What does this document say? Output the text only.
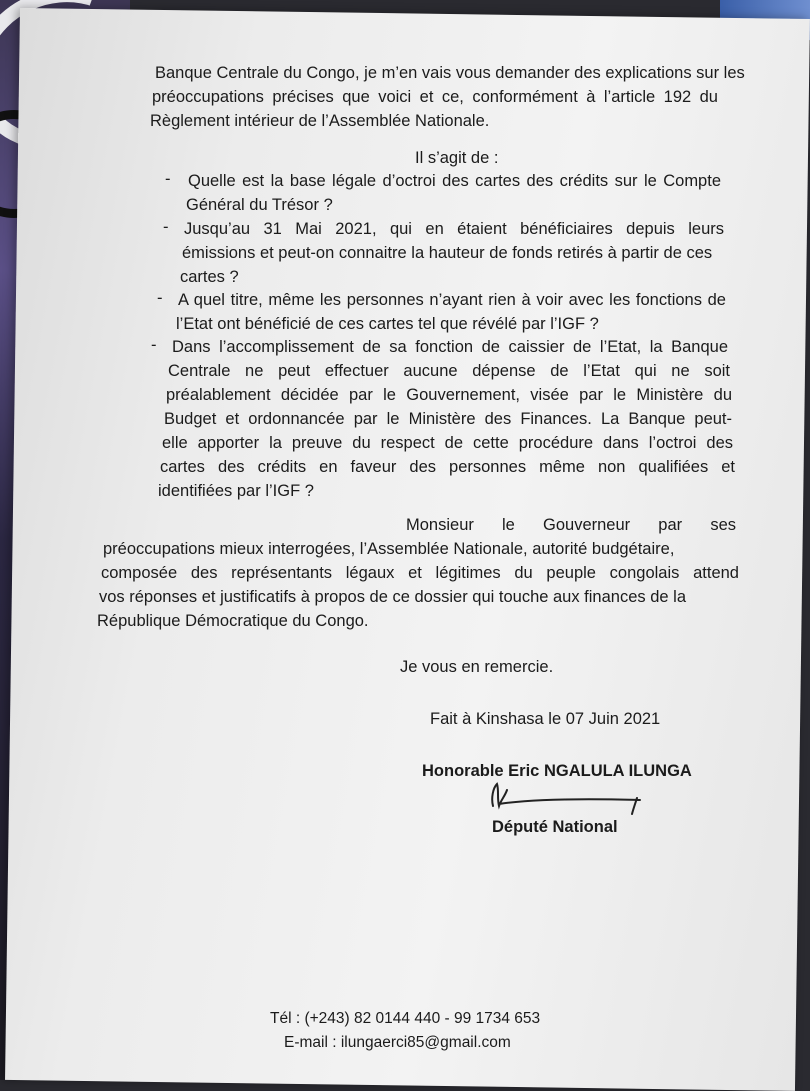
Banque Centrale du Congo, je m’en vais vous demander des explications sur les
préoccupations précises que voici et ce, conformément à l’article 192 du
Règlement intérieur de l’Assemblée Nationale.
Il s’agit de :
- Quelle est la base légale d’octroi des cartes des crédits sur le Compte
Général du Trésor ?
- Jusqu’au 31 Mai 2021, qui en étaient bénéficiaires depuis leurs
émissions et peut-on connaitre la hauteur de fonds retirés à partir de ces
cartes ?
- A quel titre, même les personnes n’ayant rien à voir avec les fonctions de
l’Etat ont bénéficié de ces cartes tel que révélé par l’IGF ?
- Dans l’accomplissement de sa fonction de caissier de l’Etat, la Banque
Centrale ne peut effectuer aucune dépense de l’Etat qui ne soit
préalablement décidée par le Gouvernement, visée par le Ministère du
Budget et ordonnancée par le Ministère des Finances. La Banque peut-
elle apporter la preuve du respect de cette procédure dans l’octroi des
cartes des crédits en faveur des personnes même non qualifiées et
identifiées par l’IGF ?
Monsieur le Gouverneur par ses
préoccupations mieux interrogées, l’Assemblée Nationale, autorité budgétaire,
composée des représentants légaux et légitimes du peuple congolais attend
vos réponses et justificatifs à propos de ce dossier qui touche aux finances de la
République Démocratique du Congo.
Je vous en remercie.
Fait à Kinshasa le 07 Juin 2021
Honorable Eric NGALULA ILUNGA
Député National
Tél : (+243) 82 0144 440 - 99 1734 653
E-mail : ilungaerci85@gmail.com
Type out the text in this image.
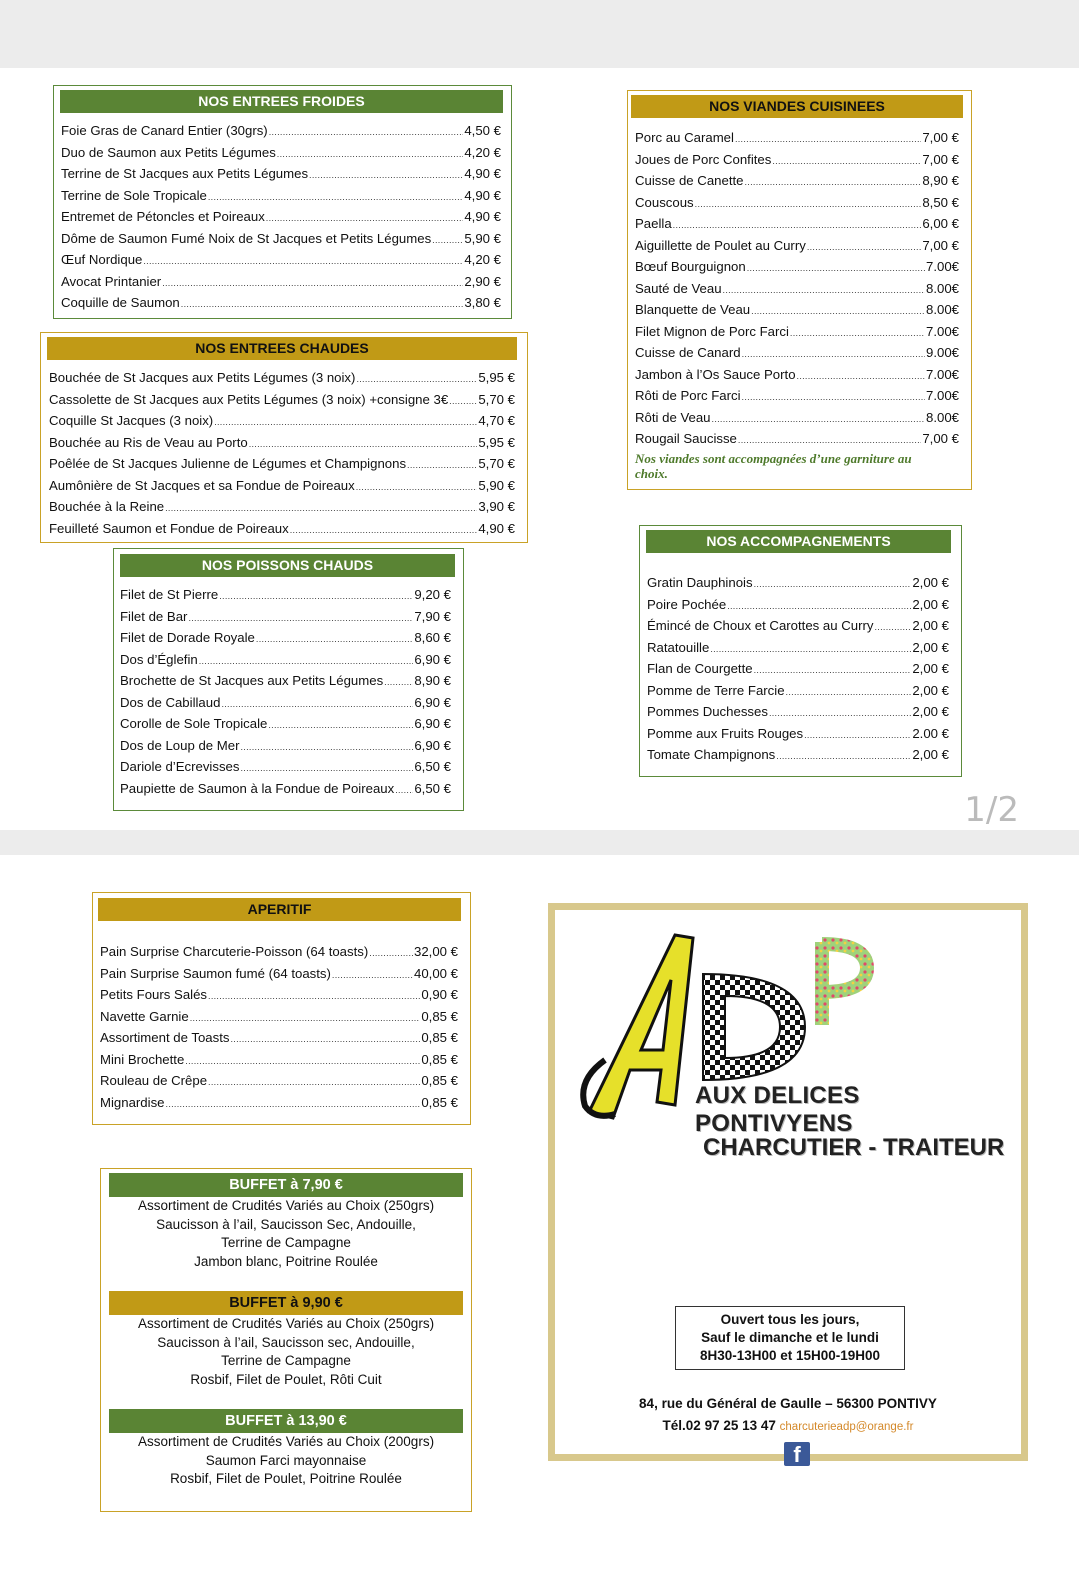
NOS ENTREES FROIDES
Foie Gras de Canard Entier (30grs) .....	4,50 €
Duo de Saumon aux Petits Légumes .....	4,20 €
Terrine de St Jacques aux Petits Légumes .....	4,90 €
Terrine de Sole Tropicale .....	4,90 €
Entremet de Pétoncles et Poireaux .....	4,90 €
Dôme de Saumon Fumé Noix de St Jacques et Petits Légumes .....	5,90 €
Œuf Nordique .....	4,20 €
Avocat Printanier .....	2,90 €
Coquille de Saumon .....	3,80 €
NOS ENTREES CHAUDES
Bouchée de St Jacques aux Petits Légumes (3 noix) .....	5,95 €
Cassolette de St Jacques aux Petits Légumes (3 noix) +consigne 3€ ..... 5,70 €
Coquille St Jacques (3 noix) .....	4,70 €
Bouchée au Ris de Veau au Porto .....	5,95 €
Poêlée de St Jacques Julienne de Légumes et Champignons .....	5,70 €
Aumônière de St Jacques et sa Fondue de Poireaux .....	5,90 €
Bouchée à la Reine .....	3,90 €
Feuilleté Saumon et Fondue de Poireaux .....	4,90 €
NOS POISSONS CHAUDS
Filet de St Pierre .....	9,20 €
Filet de Bar .....	7,90 €
Filet de Dorade Royale .....	8,60 €
Dos d’Églefin .....	6,90 €
Brochette de St Jacques aux Petits Légumes ..... 8,90 €
Dos de Cabillaud .....	6,90 €
Corolle de Sole Tropicale .....	6,90 €
Dos de Loup de Mer .....	6,90 €
Dariole d’Ecrevisses .....	6,50 €
Paupiette de Saumon à la Fondue de Poireaux ..... 6,50 €
NOS VIANDES CUISINEES
Porc au Caramel .....	7,00 €
Joues de Porc Confites .....	7,00 €
Cuisse de Canette .....	8,90 €
Couscous .....	8,50 €
Paella .....	6,00 €
Aiguillette de Poulet au Curry .....	7,00 €
Bœuf Bourguignon .....	7.00€
Sauté de Veau .....	8.00€
Blanquette de Veau .....	8.00€
Filet Mignon de Porc Farci .....	7.00€
Cuisse de Canard .....	9.00€
Jambon à l’Os Sauce Porto .....	7.00€
Rôti de Porc Farci .....	7.00€
Rôti de Veau .....	8.00€
Rougail Saucisse .....	7,00 €
Nos viandes sont accompagnées d’une garniture au choix.
NOS ACCOMPAGNEMENTS
Gratin Dauphinois .....	2,00 €
Poire Pochée .....	2,00 €
Émincé de Choux et Carottes au Curry .....	2,00 €
Ratatouille .....	2,00 €
Flan de Courgette .....	2,00 €
Pomme de Terre Farcie .....	2,00 €
Pommes Duchesses .....	2,00 €
Pomme aux Fruits Rouges .....	2.00 €
Tomate Champignons .....	2,00 €
1/2
APERITIF
Pain Surprise Charcuterie-Poisson (64 toasts) .....	32,00 €
Pain Surprise Saumon fumé (64 toasts) .....	40,00 €
Petits Fours Salés .....	0,90 €
Navette Garnie .....	0,85 €
Assortiment de Toasts .....	0,85 €
Mini Brochette .....	0,85 €
Rouleau de Crêpe .....	0,85 €
Mignardise .....	0,85 €
BUFFET à 7,90 €
Assortiment de Crudités Variés au Choix (250grs)
Saucisson à l’ail, Saucisson Sec, Andouille,
Terrine de Campagne
Jambon blanc, Poitrine Roulée
BUFFET à 9,90 €
Assortiment de Crudités Variés au Choix (250grs)
Saucisson à l’ail, Saucisson sec, Andouille,
Terrine de Campagne
Rosbif, Filet de Poulet, Rôti Cuit
BUFFET à 13,90 €
Assortiment de Crudités Variés au Choix (200grs)
Saumon Farci mayonnaise
Rosbif, Filet de Poulet, Poitrine Roulée
AUX DELICES PONTIVYENS
CHARCUTIER - TRAITEUR
Ouvert tous les jours,
Sauf le dimanche et le lundi
8H30-13H00 et 15H00-19H00
84, rue du Général de Gaulle – 56300 PONTIVY
Tél.02 97 25 13 47 charcuterieadp@orange.fr
f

• Problem:
Exclude the pictures, and transcribe all of the material exactly.

• Answer to the exercise:
What does this document say? Output the text only.
Banque Centrale du Congo, je m’en vais vous demander des explications sur les
préoccupations précises que voici et ce, conformément à l’article 192 du
Règlement intérieur de l’Assemblée Nationale.
Il s’agit de :
- Quelle est la base légale d’octroi des cartes des crédits sur le Compte
Général du Trésor ?
- Jusqu’au 31 Mai 2021, qui en étaient bénéficiaires depuis leurs
émissions et peut-on connaitre la hauteur de fonds retirés à partir de ces
cartes ?
- A quel titre, même les personnes n’ayant rien à voir avec les fonctions de
l’Etat ont bénéficié de ces cartes tel que révélé par l’IGF ?
- Dans l’accomplissement de sa fonction de caissier de l’Etat, la Banque
Centrale ne peut effectuer aucune dépense de l’Etat qui ne soit
préalablement décidée par le Gouvernement, visée par le Ministère du
Budget et ordonnancée par le Ministère des Finances. La Banque peut-
elle apporter la preuve du respect de cette procédure dans l’octroi des
cartes des crédits en faveur des personnes même non qualifiées et
identifiées par l’IGF ?
Monsieur le Gouverneur par ses
préoccupations mieux interrogées, l’Assemblée Nationale, autorité budgétaire,
composée des représentants légaux et légitimes du peuple congolais attend
vos réponses et justificatifs à propos de ce dossier qui touche aux finances de la
République Démocratique du Congo.
Je vous en remercie.
Fait à Kinshasa le 07 Juin 2021
Honorable Eric NGALULA ILUNGA
Député National
Tél : (+243) 82 0144 440 - 99 1734 653
E-mail : ilungaerci85@gmail.com
Type out the text in this image.
NOS ENTREES FROIDES
Foie Gras de Canard Entier (30grs) .....	4,50 €
Duo de Saumon aux Petits Légumes .....	4,20 €
Terrine de St Jacques aux Petits Légumes .....	4,90 €
Terrine de Sole Tropicale .....	4,90 €
Entremet de Pétoncles et Poireaux .....	4,90 €
Dôme de Saumon Fumé Noix de St Jacques et Petits Légumes .....	5,90 €
Œuf Nordique .....	4,20 €
Avocat Printanier .....	2,90 €
Coquille de Saumon .....	3,80 €
NOS ENTREES CHAUDES
Bouchée de St Jacques aux Petits Légumes (3 noix) .....	5,95 €
Cassolette de St Jacques aux Petits Légumes (3 noix) +consigne 3€ ..... 5,70 €
Coquille St Jacques (3 noix) .....	4,70 €
Bouchée au Ris de Veau au Porto .....	5,95 €
Poêlée de St Jacques Julienne de Légumes et Champignons .....	5,70 €
Aumônière de St Jacques et sa Fondue de Poireaux .....	5,90 €
Bouchée à la Reine .....	3,90 €
Feuilleté Saumon et Fondue de Poireaux .....	4,90 €
NOS POISSONS CHAUDS
Filet de St Pierre .....	9,20 €
Filet de Bar .....	7,90 €
Filet de Dorade Royale .....	8,60 €
Dos d’Églefin .....	6,90 €
Brochette de St Jacques aux Petits Légumes ..... 8,90 €
Dos de Cabillaud .....	6,90 €
Corolle de Sole Tropicale .....	6,90 €
Dos de Loup de Mer .....	6,90 €
Dariole d’Ecrevisses .....	6,50 €
Paupiette de Saumon à la Fondue de Poireaux ..... 6,50 €
NOS VIANDES CUISINEES
Porc au Caramel .....	7,00 €
Joues de Porc Confites .....	7,00 €
Cuisse de Canette .....	8,90 €
Couscous .....	8,50 €
Paella .....	6,00 €
Aiguillette de Poulet au Curry .....	7,00 €
Bœuf Bourguignon .....	7.00€
Sauté de Veau .....	8.00€
Blanquette de Veau .....	8.00€
Filet Mignon de Porc Farci .....	7.00€
Cuisse de Canard .....	9.00€
Jambon à l’Os Sauce Porto .....	7.00€
Rôti de Porc Farci .....	7.00€
Rôti de Veau .....	8.00€
Rougail Saucisse .....	7,00 €
Nos viandes sont accompagnées d’une garniture au choix.
NOS ACCOMPAGNEMENTS
Gratin Dauphinois .....	2,00 €
Poire Pochée .....	2,00 €
Émincé de Choux et Carottes au Curry .....	2,00 €
Ratatouille .....	2,00 €
Flan de Courgette .....	2,00 €
Pomme de Terre Farcie .....	2,00 €
Pommes Duchesses .....	2,00 €
Pomme aux Fruits Rouges .....	2.00 €
Tomate Champignons .....	2,00 €
1/2
APERITIF
Pain Surprise Charcuterie-Poisson (64 toasts) .....	32,00 €
Pain Surprise Saumon fumé (64 toasts) .....	40,00 €
Petits Fours Salés .....	0,90 €
Navette Garnie .....	0,85 €
Assortiment de Toasts .....	0,85 €
Mini Brochette .....	0,85 €
Rouleau de Crêpe .....	0,85 €
Mignardise .....	0,85 €
BUFFET à 7,90 €
Assortiment de Crudités Variés au Choix (250grs)
Saucisson à l’ail, Saucisson Sec, Andouille,
Terrine de Campagne
Jambon blanc, Poitrine Roulée
BUFFET à 9,90 €
Assortiment de Crudités Variés au Choix (250grs)
Saucisson à l’ail, Saucisson sec, Andouille,
Terrine de Campagne
Rosbif, Filet de Poulet, Rôti Cuit
BUFFET à 13,90 €
Assortiment de Crudités Variés au Choix (200grs)
Saumon Farci mayonnaise
Rosbif, Filet de Poulet, Poitrine Roulée
AUX DELICES PONTIVYENS
CHARCUTIER - TRAITEUR
Ouvert tous les jours,
Sauf le dimanche et le lundi
8H30-13H00 et 15H00-19H00
84, rue du Général de Gaulle – 56300 PONTIVY
Tél.02 97 25 13 47 charcuterieadp@orange.fr
f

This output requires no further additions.